■ EXERCISE DESCRIPTION ■
In the listing below, locate the lines that hold "Choose" and copy them.

---*---

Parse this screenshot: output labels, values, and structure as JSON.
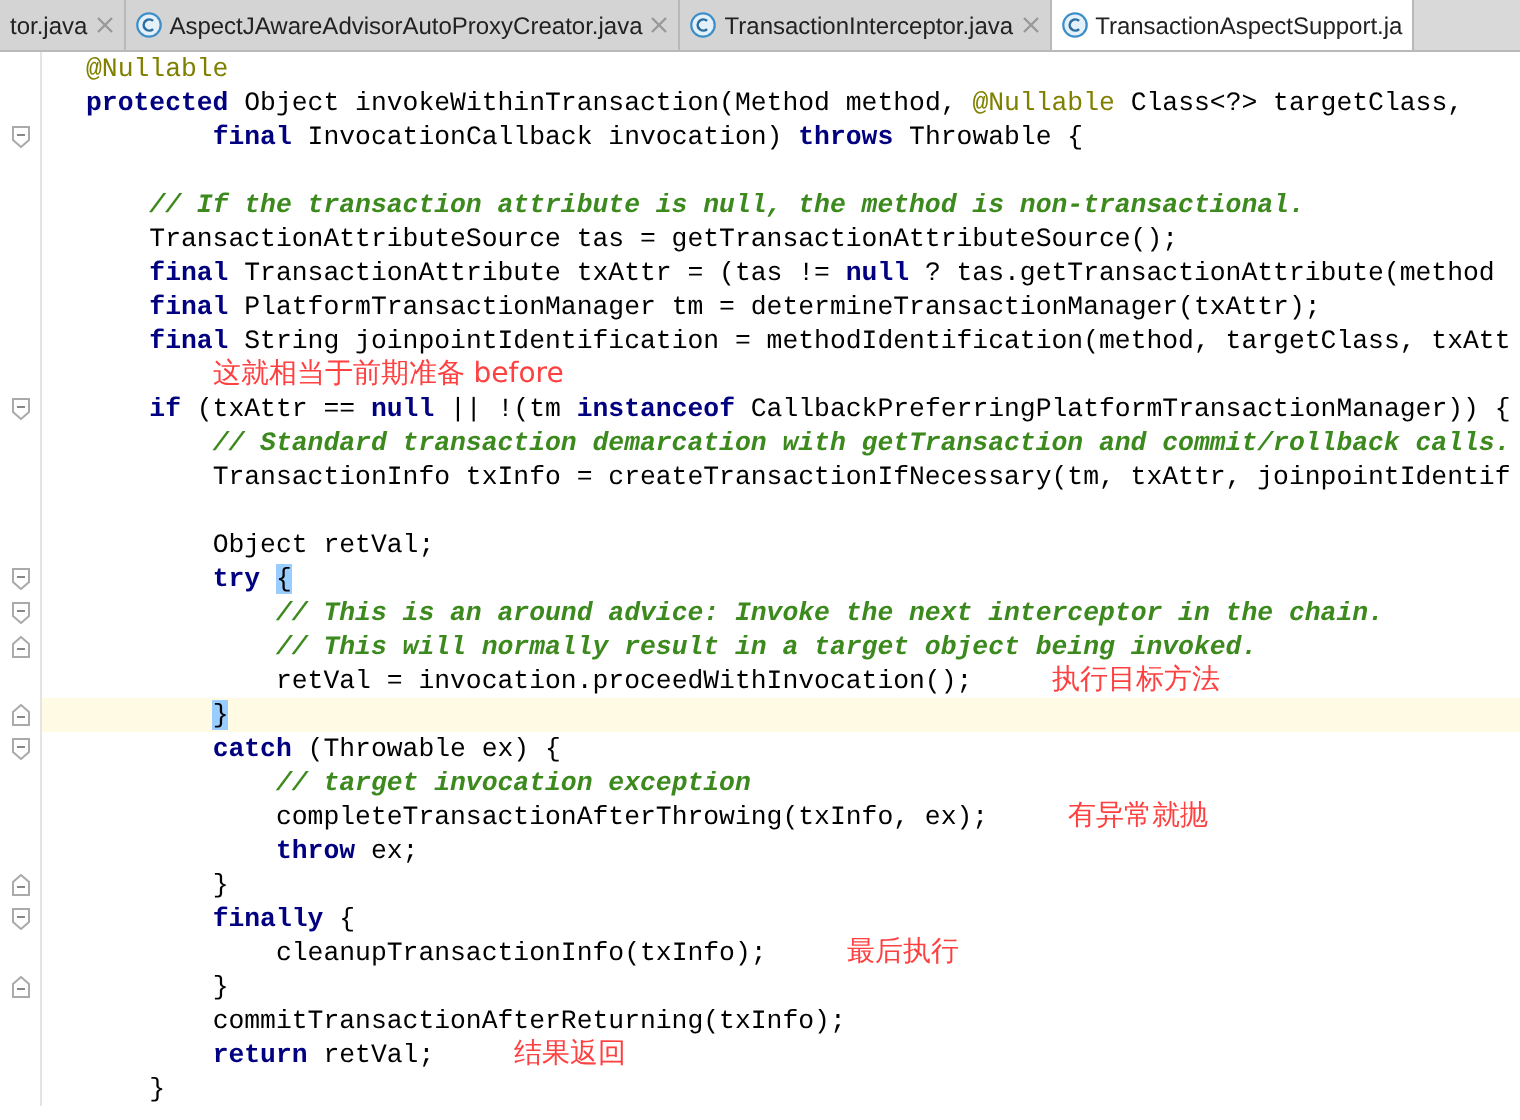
{
  "tabs": [
    {
      "label": "tor.java",
      "selected": false,
      "icon": false,
      "closable": true
    },
    {
      "label": "AspectJAwareAdvisorAutoProxyCreator.java",
      "selected": false,
      "icon": true,
      "closable": true
    },
    {
      "label": "TransactionInterceptor.java",
      "selected": false,
      "icon": true,
      "closable": true
    },
    {
      "label": "TransactionAspectSupport.ja",
      "selected": true,
      "icon": true,
      "closable": false
    }
  ],
  "lines": [
    {
      "kind": "code",
      "current": false,
      "fold_start": false,
      "fold_end": false,
      "segments": [
        {
          "annotation": "@Nullable"
        }
      ]
    },
    {
      "kind": "code",
      "current": false,
      "fold_start": false,
      "fold_end": false,
      "segments": [
        {
          "keyword": "protected"
        },
        {
          "code": " Object invokeWithinTransaction(Method method, "
        },
        {
          "annotation": "@Nullable"
        },
        {
          "code": " Class<?> targetClass,"
        }
      ],
      "children": [
        {
          "kind": "group",
          "children": [
            {
              "kind": "code",
              "current": false,
              "fold_start": true,
              "fold_end": false,
              "segments": [
                {
                  "keyword": "final"
                },
                {
                  "code": " InvocationCallback invocation) "
                },
                {
                  "keyword": "throws"
                },
                {
                  "code": " Throwable {"
                }
              ]
            }
          ]
        },
        {
          "kind": "blank"
        },
        {
          "kind": "code",
          "current": false,
          "fold_start": false,
          "fold_end": false,
          "segments": [
            {
              "comment": "// If the transaction attribute is null, the method is non-transactional."
            }
          ]
        },
        {
          "kind": "code",
          "current": false,
          "fold_start": false,
          "fold_end": false,
          "segments": [
            {
              "code": "TransactionAttributeSource tas = getTransactionAttributeSource();"
            }
          ]
        },
        {
          "kind": "code",
          "current": false,
          "fold_start": false,
          "fold_end": false,
          "segments": [
            {
              "keyword": "final"
            },
            {
              "code": " TransactionAttribute txAttr = (tas != "
            },
            {
              "keyword": "null"
            },
            {
              "code": " ? tas.getTransactionAttribute(method"
            }
          ]
        },
        {
          "kind": "code",
          "current": false,
          "fold_start": false,
          "fold_end": false,
          "segments": [
            {
              "keyword": "final"
            },
            {
              "code": " PlatformTransactionManager tm = determineTransactionManager(txAttr);"
            }
          ]
        },
        {
          "kind": "code",
          "current": false,
          "fold_start": false,
          "fold_end": false,
          "segments": [
            {
              "keyword": "final"
            },
            {
              "code": " String joinpointIdentification = methodIdentification(method, targetClass, txAtt"
            }
          ]
        },
        {
          "kind": "group",
          "children": [
            {
              "kind": "note",
              "note": "这就相当于前期准备 before"
            }
          ]
        },
        {
          "kind": "code",
          "current": false,
          "fold_start": true,
          "fold_end": false,
          "segments": [
            {
              "keyword": "if"
            },
            {
              "code": " (txAttr == "
            },
            {
              "keyword": "null"
            },
            {
              "code": " || !(tm "
            },
            {
              "keyword": "instanceof"
            },
            {
              "code": " CallbackPreferringPlatformTransactionManager)) {"
            }
          ],
          "children": [
            {
              "kind": "code",
              "current": false,
              "fold_start": false,
              "fold_end": false,
              "segments": [
                {
                  "comment": "// Standard transaction demarcation with getTransaction and commit/rollback calls."
                }
              ]
            },
            {
              "kind": "code",
              "current": false,
              "fold_start": false,
              "fold_end": false,
              "segments": [
                {
                  "code": "TransactionInfo txInfo = createTransactionIfNecessary(tm, txAttr, joinpointIdentif"
                }
              ]
            },
            {
              "kind": "blank"
            },
            {
              "kind": "code",
              "current": false,
              "fold_start": false,
              "fold_end": false,
              "segments": [
                {
                  "code": "Object retVal;"
                }
              ]
            },
            {
              "kind": "code",
              "current": false,
              "fold_start": true,
              "fold_end": false,
              "segments": [
                {
                  "keyword": "try "
                },
                {
                  "brace": "{"
                }
              ],
              "children": [
                {
                  "kind": "code",
                  "current": false,
                  "fold_start": true,
                  "fold_end": false,
                  "segments": [
                    {
                      "comment": "// This is an around advice: Invoke the next interceptor in the chain."
                    }
                  ]
                },
                {
                  "kind": "code",
                  "current": false,
                  "fold_start": false,
                  "fold_end": true,
                  "segments": [
                    {
                      "comment": "// This will normally result in a target object being invoked."
                    }
                  ]
                },
                {
                  "kind": "code",
                  "current": false,
                  "fold_start": false,
                  "fold_end": false,
                  "segments": [
                    {
                      "code": "retVal = invocation.proceedWithInvocation();"
                    }
                  ],
                  "note": "执行目标方法"
                }
              ]
            },
            {
              "kind": "code",
              "current": true,
              "fold_start": false,
              "fold_end": true,
              "segments": [
                {
                  "brace": "}"
                }
              ]
            },
            {
              "kind": "code",
              "current": false,
              "fold_start": true,
              "fold_end": false,
              "segments": [
                {
                  "keyword": "catch"
                },
                {
                  "code": " (Throwable ex) {"
                }
              ],
              "children": [
                {
                  "kind": "code",
                  "current": false,
                  "fold_start": false,
                  "fold_end": false,
                  "segments": [
                    {
                      "comment": "// target invocation exception"
                    }
                  ]
                },
                {
                  "kind": "code",
                  "current": false,
                  "fold_start": false,
                  "fold_end": false,
                  "segments": [
                    {
                      "code": "completeTransactionAfterThrowing(txInfo, ex);"
                    }
                  ],
                  "note": "有异常就抛"
                },
                {
                  "kind": "code",
                  "current": false,
                  "fold_start": false,
                  "fold_end": false,
                  "segments": [
                    {
                      "keyword": "throw"
                    },
                    {
                      "code": " ex;"
                    }
                  ]
                }
              ]
            },
            {
              "kind": "code",
              "current": false,
              "fold_start": false,
              "fold_end": true,
              "segments": [
                {
                  "code": "}"
                }
              ]
            },
            {
              "kind": "code",
              "current": false,
              "fold_start": true,
              "fold_end": false,
              "segments": [
                {
                  "keyword": "finally"
                },
                {
                  "code": " {"
                }
              ],
              "children": [
                {
                  "kind": "code",
                  "current": false,
                  "fold_start": false,
                  "fold_end": false,
                  "segments": [
                    {
                      "code": "cleanupTransactionInfo(txInfo);"
                    }
                  ],
                  "note": "最后执行"
                }
              ]
            },
            {
              "kind": "code",
              "current": false,
              "fold_start": false,
              "fold_end": true,
              "segments": [
                {
                  "code": "}"
                }
              ]
            },
            {
              "kind": "code",
              "current": false,
              "fold_start": false,
              "fold_end": false,
              "segments": [
                {
                  "code": "commitTransactionAfterReturning(txInfo);"
                }
              ]
            },
            {
              "kind": "code",
              "current": false,
              "fold_start": false,
              "fold_end": false,
              "segments": [
                {
                  "keyword": "return"
                },
                {
                  "code": " retVal;"
                }
              ],
              "note": "结果返回"
            }
          ]
        },
        {
          "kind": "code",
          "current": false,
          "fold_start": false,
          "fold_end": false,
          "segments": [
            {
              "code": "}"
            }
          ]
        }
      ]
    }
  ]
}
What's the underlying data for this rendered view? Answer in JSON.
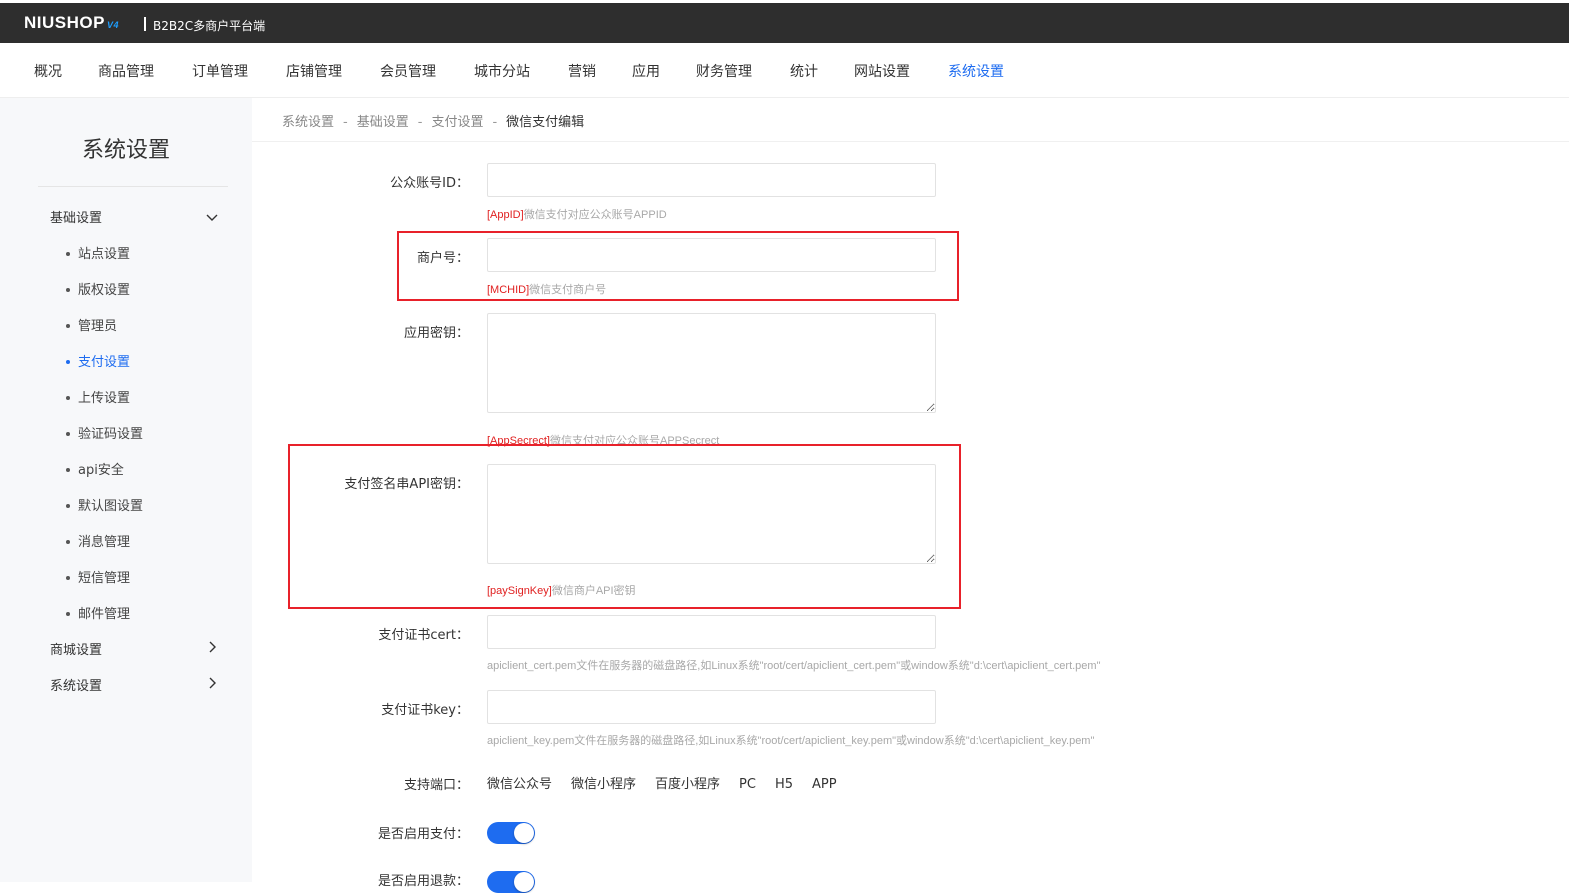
{
  "header": {
    "brand": "NIUSHOP",
    "version": "V4",
    "subtitle": "B2B2C多商户平台端"
  },
  "main_nav": [
    {
      "label": "概况"
    },
    {
      "label": "商品管理"
    },
    {
      "label": "订单管理"
    },
    {
      "label": "店铺管理"
    },
    {
      "label": "会员管理"
    },
    {
      "label": "城市分站"
    },
    {
      "label": "营销"
    },
    {
      "label": "应用"
    },
    {
      "label": "财务管理"
    },
    {
      "label": "统计"
    },
    {
      "label": "网站设置"
    },
    {
      "label": "系统设置",
      "active": true
    }
  ],
  "sidebar": {
    "title": "系统设置",
    "groups": [
      {
        "label": "基础设置",
        "expanded": true,
        "icon": "chevron-down-icon"
      },
      {
        "label": "商城设置",
        "expanded": false,
        "icon": "chevron-right-icon"
      },
      {
        "label": "系统设置",
        "expanded": false,
        "icon": "chevron-right-icon"
      }
    ],
    "items": [
      {
        "label": "站点设置"
      },
      {
        "label": "版权设置"
      },
      {
        "label": "管理员"
      },
      {
        "label": "支付设置",
        "active": true
      },
      {
        "label": "上传设置"
      },
      {
        "label": "验证码设置"
      },
      {
        "label": "api安全"
      },
      {
        "label": "默认图设置"
      },
      {
        "label": "消息管理"
      },
      {
        "label": "短信管理"
      },
      {
        "label": "邮件管理"
      }
    ]
  },
  "breadcrumb": {
    "items": [
      "系统设置",
      "基础设置",
      "支付设置",
      "微信支付编辑"
    ],
    "separator": "-"
  },
  "form": {
    "appid": {
      "label": "公众账号ID：",
      "value": "",
      "hint_key": "[AppID]",
      "hint_text": "微信支付对应公众账号APPID"
    },
    "mchid": {
      "label": "商户号：",
      "value": "",
      "hint_key": "[MCHID]",
      "hint_text": "微信支付商户号"
    },
    "appsecret": {
      "label": "应用密钥：",
      "value": "",
      "hint_key": "[AppSecrect]",
      "hint_text": "微信支付对应公众账号APPSecrect"
    },
    "paysignkey": {
      "label": "支付签名串API密钥：",
      "value": "",
      "hint_key": "[paySignKey]",
      "hint_text": "微信商户API密钥"
    },
    "cert": {
      "label": "支付证书cert：",
      "value": "",
      "hint": "apiclient_cert.pem文件在服务器的磁盘路径,如Linux系统\"root/cert/apiclient_cert.pem\"或window系统\"d:\\cert\\apiclient_cert.pem\""
    },
    "key": {
      "label": "支付证书key：",
      "value": "",
      "hint": "apiclient_key.pem文件在服务器的磁盘路径,如Linux系统\"root/cert/apiclient_key.pem\"或window系统\"d:\\cert\\apiclient_key.pem\""
    },
    "ports": {
      "label": "支持端口：",
      "items": [
        "微信公众号",
        "微信小程序",
        "百度小程序",
        "PC",
        "H5",
        "APP"
      ]
    },
    "enable_pay": {
      "label": "是否启用支付：",
      "on": true
    },
    "enable_refund": {
      "label": "是否启用退款：",
      "on": true
    }
  },
  "colors": {
    "accent": "#1e6cf0",
    "highlight": "#e8212a",
    "topbar": "#2e2e2e"
  }
}
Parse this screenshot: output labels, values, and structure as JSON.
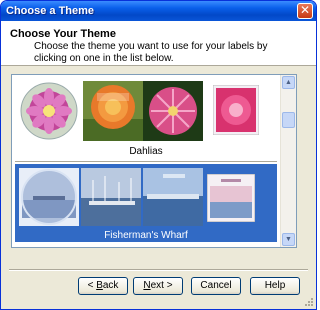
{
  "window": {
    "title": "Choose a Theme"
  },
  "header": {
    "title": "Choose Your Theme",
    "description": "Choose the theme you want to use for your labels by clicking on one in the list below."
  },
  "themes": [
    {
      "name": "Dahlias",
      "selected": false
    },
    {
      "name": "Fisherman's Wharf",
      "selected": true
    }
  ],
  "buttons": {
    "back_mnemonic": "B",
    "back_rest": "ack",
    "next_mnemonic": "N",
    "next_rest": "ext >",
    "cancel": "Cancel",
    "help": "Help"
  },
  "colors": {
    "selection": "#316ac5",
    "titlebar": "#0a5fea"
  }
}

---*---

■ WRITTEN RESPONSE ■
    "title": "Choose a Theme"
    "title": "Choose Your Theme",
    "description": "Choose the theme you want to use for your labels by clicking on one in the list below."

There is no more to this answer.